### To be done:
Count the lines that contain the string "toolbar". Reply with the number alone.

### Extracted records:
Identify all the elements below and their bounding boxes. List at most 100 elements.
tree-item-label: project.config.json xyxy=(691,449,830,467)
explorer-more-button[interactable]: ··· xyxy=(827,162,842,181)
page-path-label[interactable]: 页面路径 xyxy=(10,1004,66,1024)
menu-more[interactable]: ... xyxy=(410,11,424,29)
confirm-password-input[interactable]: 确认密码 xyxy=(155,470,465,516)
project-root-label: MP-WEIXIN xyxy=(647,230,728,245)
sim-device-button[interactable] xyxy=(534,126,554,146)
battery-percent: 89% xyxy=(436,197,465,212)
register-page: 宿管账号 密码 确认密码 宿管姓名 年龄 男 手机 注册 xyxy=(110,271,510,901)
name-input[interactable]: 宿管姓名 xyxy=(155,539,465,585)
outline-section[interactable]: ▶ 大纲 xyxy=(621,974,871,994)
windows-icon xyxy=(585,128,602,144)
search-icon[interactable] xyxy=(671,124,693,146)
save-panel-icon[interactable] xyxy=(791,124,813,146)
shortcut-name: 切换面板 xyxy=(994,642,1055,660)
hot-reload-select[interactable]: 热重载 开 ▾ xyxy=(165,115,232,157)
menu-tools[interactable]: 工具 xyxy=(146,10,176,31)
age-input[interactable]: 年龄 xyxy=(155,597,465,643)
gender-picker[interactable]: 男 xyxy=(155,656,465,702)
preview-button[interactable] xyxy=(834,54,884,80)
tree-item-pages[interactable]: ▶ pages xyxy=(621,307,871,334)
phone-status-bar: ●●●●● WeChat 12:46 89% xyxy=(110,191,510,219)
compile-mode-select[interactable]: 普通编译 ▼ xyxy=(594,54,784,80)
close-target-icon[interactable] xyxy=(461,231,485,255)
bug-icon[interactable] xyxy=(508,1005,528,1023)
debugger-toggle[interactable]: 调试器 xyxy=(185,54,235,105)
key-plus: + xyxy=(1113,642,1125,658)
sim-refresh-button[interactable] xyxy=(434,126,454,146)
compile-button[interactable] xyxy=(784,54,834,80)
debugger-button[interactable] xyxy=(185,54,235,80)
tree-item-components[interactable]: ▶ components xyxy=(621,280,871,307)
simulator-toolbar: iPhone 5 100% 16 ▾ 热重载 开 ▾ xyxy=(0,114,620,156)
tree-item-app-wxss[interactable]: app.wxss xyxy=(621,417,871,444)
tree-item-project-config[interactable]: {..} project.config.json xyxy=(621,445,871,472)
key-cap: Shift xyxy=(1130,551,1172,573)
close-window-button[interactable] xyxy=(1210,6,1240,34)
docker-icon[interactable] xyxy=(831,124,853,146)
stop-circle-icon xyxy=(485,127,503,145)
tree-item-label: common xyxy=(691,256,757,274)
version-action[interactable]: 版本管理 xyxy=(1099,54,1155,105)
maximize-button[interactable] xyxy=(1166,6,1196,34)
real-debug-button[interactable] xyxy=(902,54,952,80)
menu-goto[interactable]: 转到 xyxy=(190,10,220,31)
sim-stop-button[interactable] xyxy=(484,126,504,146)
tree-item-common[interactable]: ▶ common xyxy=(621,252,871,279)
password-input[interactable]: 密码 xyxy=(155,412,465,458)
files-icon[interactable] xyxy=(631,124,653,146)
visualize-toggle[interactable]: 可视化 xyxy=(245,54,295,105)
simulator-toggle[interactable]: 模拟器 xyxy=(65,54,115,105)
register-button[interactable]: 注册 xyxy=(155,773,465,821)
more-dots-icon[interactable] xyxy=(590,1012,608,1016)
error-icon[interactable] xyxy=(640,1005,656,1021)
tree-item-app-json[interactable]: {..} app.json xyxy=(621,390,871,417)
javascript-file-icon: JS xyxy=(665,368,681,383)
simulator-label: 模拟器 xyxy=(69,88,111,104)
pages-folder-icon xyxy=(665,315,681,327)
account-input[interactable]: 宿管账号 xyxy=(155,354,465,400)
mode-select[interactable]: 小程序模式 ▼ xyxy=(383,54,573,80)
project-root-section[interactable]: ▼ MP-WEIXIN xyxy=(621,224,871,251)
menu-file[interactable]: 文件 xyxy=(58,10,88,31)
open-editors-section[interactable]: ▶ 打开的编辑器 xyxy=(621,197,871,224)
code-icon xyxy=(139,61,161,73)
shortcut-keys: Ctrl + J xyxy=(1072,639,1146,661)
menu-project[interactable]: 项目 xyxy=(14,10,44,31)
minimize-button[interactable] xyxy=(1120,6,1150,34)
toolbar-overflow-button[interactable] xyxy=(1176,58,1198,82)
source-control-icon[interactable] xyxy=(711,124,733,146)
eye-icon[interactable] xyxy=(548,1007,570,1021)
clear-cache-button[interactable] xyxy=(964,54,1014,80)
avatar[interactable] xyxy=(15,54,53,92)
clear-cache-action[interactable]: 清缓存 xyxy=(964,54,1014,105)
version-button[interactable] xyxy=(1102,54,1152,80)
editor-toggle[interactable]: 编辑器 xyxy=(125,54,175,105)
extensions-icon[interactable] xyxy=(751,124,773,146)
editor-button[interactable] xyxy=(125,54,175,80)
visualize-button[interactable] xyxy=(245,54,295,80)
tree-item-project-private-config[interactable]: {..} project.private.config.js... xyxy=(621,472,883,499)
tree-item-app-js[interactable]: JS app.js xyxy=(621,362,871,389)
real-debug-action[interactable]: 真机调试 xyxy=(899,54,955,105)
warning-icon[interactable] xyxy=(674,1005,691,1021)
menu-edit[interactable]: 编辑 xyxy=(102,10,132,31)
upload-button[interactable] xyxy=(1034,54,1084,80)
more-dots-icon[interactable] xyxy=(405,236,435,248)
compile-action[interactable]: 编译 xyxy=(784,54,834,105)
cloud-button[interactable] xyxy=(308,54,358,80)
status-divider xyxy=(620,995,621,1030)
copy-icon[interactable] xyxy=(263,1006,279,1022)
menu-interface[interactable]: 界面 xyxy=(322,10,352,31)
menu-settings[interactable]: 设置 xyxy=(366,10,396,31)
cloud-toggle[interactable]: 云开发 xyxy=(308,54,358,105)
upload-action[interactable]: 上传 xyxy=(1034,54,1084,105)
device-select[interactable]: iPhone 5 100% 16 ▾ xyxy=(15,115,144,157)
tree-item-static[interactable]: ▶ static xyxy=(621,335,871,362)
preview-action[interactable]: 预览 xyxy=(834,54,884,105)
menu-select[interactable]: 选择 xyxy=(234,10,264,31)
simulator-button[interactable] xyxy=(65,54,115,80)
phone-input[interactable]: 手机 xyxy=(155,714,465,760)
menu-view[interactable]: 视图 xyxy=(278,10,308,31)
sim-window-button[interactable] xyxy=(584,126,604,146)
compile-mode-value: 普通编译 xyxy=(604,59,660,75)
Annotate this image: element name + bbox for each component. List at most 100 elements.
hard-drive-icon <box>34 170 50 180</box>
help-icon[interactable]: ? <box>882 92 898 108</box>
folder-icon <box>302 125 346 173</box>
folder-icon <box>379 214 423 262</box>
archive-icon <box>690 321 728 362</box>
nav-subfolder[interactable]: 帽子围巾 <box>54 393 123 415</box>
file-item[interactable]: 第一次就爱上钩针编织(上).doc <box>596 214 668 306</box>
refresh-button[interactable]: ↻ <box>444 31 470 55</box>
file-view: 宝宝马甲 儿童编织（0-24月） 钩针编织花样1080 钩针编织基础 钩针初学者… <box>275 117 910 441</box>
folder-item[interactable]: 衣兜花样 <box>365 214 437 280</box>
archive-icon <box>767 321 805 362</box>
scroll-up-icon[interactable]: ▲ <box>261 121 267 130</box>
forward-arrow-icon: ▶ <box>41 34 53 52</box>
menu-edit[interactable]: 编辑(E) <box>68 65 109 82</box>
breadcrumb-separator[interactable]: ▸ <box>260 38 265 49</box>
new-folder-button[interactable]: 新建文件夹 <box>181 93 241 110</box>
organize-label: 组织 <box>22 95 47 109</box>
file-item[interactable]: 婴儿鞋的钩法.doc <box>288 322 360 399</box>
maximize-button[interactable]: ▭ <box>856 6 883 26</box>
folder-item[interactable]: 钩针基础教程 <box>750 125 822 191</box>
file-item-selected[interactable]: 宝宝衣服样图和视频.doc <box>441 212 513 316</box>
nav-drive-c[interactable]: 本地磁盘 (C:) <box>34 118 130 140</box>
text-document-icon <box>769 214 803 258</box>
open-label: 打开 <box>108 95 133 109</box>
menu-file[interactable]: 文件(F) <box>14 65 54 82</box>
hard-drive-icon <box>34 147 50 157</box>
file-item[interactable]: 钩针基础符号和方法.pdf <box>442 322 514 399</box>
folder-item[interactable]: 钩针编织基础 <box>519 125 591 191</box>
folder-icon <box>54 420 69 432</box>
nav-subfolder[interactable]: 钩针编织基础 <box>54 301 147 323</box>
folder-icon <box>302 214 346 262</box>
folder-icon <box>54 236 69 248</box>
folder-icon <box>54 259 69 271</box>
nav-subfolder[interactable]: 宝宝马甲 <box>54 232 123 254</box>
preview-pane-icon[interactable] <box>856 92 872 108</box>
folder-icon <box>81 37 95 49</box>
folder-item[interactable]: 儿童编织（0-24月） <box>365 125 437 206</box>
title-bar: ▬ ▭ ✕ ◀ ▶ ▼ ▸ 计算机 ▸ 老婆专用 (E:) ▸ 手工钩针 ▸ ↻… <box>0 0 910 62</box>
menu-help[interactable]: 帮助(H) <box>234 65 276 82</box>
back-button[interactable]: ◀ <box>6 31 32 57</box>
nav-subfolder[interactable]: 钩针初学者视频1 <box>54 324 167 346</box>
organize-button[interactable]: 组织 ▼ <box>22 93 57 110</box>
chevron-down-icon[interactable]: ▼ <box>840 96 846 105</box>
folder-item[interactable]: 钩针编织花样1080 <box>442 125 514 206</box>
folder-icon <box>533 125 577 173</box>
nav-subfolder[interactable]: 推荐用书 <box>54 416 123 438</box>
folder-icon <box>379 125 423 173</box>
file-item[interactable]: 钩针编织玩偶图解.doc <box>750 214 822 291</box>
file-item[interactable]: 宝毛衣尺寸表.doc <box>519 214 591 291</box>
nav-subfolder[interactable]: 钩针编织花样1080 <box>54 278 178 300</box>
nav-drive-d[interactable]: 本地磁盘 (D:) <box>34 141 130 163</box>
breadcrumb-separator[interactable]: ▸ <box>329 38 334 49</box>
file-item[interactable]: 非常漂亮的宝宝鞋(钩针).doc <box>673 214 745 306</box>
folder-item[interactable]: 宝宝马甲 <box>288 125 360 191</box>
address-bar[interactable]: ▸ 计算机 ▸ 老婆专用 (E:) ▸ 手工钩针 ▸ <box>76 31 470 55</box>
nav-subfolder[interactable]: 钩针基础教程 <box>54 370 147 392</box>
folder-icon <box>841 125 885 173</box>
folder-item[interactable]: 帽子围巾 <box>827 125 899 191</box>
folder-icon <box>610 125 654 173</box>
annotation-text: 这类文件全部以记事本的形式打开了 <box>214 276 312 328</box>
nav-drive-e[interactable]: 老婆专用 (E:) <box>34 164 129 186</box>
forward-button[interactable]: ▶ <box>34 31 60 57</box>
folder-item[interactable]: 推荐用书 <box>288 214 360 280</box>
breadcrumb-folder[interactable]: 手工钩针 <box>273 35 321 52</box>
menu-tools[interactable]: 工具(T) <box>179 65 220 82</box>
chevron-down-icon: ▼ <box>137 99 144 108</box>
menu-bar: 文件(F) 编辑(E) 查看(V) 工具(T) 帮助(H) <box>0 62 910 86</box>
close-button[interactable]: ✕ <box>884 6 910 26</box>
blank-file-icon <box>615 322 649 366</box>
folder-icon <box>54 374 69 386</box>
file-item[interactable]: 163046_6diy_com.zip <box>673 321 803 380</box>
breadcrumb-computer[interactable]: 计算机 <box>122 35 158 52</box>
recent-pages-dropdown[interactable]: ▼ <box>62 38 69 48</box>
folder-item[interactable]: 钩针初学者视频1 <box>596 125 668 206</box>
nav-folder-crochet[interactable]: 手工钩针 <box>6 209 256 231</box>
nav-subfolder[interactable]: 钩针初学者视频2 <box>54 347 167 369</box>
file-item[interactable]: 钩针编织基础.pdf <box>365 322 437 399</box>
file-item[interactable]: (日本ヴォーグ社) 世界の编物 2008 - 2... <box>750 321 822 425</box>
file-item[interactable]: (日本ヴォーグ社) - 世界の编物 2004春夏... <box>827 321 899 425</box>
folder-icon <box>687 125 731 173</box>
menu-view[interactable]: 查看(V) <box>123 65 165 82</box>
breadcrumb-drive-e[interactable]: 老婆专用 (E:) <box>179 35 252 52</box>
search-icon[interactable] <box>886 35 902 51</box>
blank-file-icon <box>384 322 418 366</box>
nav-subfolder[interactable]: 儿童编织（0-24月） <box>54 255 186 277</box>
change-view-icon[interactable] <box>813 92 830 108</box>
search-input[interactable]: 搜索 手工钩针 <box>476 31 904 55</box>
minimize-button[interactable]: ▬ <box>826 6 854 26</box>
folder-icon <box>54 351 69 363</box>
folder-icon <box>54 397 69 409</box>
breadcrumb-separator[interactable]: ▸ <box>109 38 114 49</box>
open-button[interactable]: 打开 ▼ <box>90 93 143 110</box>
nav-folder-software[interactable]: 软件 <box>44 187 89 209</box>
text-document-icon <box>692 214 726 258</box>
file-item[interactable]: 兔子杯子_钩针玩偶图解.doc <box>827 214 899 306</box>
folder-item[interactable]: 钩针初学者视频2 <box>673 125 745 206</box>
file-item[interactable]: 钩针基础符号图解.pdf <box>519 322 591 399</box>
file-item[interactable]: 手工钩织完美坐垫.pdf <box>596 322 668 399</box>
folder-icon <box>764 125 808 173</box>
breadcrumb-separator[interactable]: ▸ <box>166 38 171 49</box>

### Answer to the problem:
2